— To do —
Reproduce all of the entries below word for word, keeping every line unchanged.

— Record extracts —
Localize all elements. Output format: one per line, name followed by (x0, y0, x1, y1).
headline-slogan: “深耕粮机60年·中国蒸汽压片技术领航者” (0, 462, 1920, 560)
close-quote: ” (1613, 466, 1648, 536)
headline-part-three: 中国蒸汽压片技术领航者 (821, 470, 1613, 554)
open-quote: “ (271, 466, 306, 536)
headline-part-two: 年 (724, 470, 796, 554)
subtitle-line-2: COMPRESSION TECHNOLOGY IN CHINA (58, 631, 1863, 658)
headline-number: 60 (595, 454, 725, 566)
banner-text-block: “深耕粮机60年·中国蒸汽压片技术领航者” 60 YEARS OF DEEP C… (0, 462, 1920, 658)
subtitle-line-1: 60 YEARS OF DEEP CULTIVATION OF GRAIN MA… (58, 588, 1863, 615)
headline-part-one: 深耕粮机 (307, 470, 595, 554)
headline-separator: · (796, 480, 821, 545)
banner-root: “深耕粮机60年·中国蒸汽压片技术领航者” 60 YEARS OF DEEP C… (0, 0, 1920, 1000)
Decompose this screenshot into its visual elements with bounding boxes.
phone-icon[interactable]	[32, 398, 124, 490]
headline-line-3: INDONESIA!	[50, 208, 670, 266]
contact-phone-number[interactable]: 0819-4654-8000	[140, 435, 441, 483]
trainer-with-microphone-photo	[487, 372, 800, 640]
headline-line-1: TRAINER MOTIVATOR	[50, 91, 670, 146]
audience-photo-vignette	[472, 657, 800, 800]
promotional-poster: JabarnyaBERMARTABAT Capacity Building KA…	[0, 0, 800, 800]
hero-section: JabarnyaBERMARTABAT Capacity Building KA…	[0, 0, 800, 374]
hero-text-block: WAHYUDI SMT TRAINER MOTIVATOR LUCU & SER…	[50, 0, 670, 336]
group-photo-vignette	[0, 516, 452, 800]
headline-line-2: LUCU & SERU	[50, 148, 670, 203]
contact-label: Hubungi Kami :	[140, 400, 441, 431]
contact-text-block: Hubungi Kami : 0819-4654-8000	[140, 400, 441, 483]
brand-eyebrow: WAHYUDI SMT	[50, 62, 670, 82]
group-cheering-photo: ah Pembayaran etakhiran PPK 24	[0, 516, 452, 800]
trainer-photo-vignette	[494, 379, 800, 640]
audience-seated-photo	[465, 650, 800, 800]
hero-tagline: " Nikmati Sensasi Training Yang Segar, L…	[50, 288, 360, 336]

— Response —
Localize all elements. Output format: one per line, name followed by (x0, y0, x1, y1).
headline-slogan: “深耕粮机60年·中国蒸汽压片技术领航者” (0, 462, 1920, 560)
close-quote: ” (1613, 466, 1648, 536)
headline-part-three: 中国蒸汽压片技术领航者 (821, 470, 1613, 554)
open-quote: “ (271, 466, 306, 536)
headline-part-two: 年 (724, 470, 796, 554)
subtitle-line-2: COMPRESSION TECHNOLOGY IN CHINA (58, 631, 1863, 658)
headline-number: 60 (595, 454, 725, 566)
banner-text-block: “深耕粮机60年·中国蒸汽压片技术领航者” 60 YEARS OF DEEP C… (0, 462, 1920, 658)
subtitle-line-1: 60 YEARS OF DEEP CULTIVATION OF GRAIN MA… (58, 588, 1863, 615)
headline-part-one: 深耕粮机 (307, 470, 595, 554)
headline-separator: · (796, 480, 821, 545)
banner-root: “深耕粮机60年·中国蒸汽压片技术领航者” 60 YEARS OF DEEP C… (0, 0, 1920, 1000)
Decompose this screenshot into its visual elements with bounding boxes.
phone-icon[interactable]	[32, 398, 124, 490]
headline-line-3: INDONESIA!	[50, 208, 670, 266]
contact-phone-number[interactable]: 0819-4654-8000	[140, 435, 441, 483]
trainer-with-microphone-photo	[487, 372, 800, 640]
headline-line-1: TRAINER MOTIVATOR	[50, 91, 670, 146]
audience-photo-vignette	[472, 657, 800, 800]
promotional-poster: JabarnyaBERMARTABAT Capacity Building KA…	[0, 0, 800, 800]
hero-section: JabarnyaBERMARTABAT Capacity Building KA…	[0, 0, 800, 374]
hero-text-block: WAHYUDI SMT TRAINER MOTIVATOR LUCU & SER…	[50, 0, 670, 336]
group-photo-vignette	[0, 516, 452, 800]
headline-line-2: LUCU & SERU	[50, 148, 670, 203]
contact-label: Hubungi Kami :	[140, 400, 441, 431]
contact-text-block: Hubungi Kami : 0819-4654-8000	[140, 400, 441, 483]
brand-eyebrow: WAHYUDI SMT	[50, 62, 670, 82]
group-cheering-photo: ah Pembayaran etakhiran PPK 24	[0, 516, 452, 800]
trainer-photo-vignette	[494, 379, 800, 640]
audience-seated-photo	[465, 650, 800, 800]
hero-tagline: " Nikmati Sensasi Training Yang Segar, L…	[50, 288, 360, 336]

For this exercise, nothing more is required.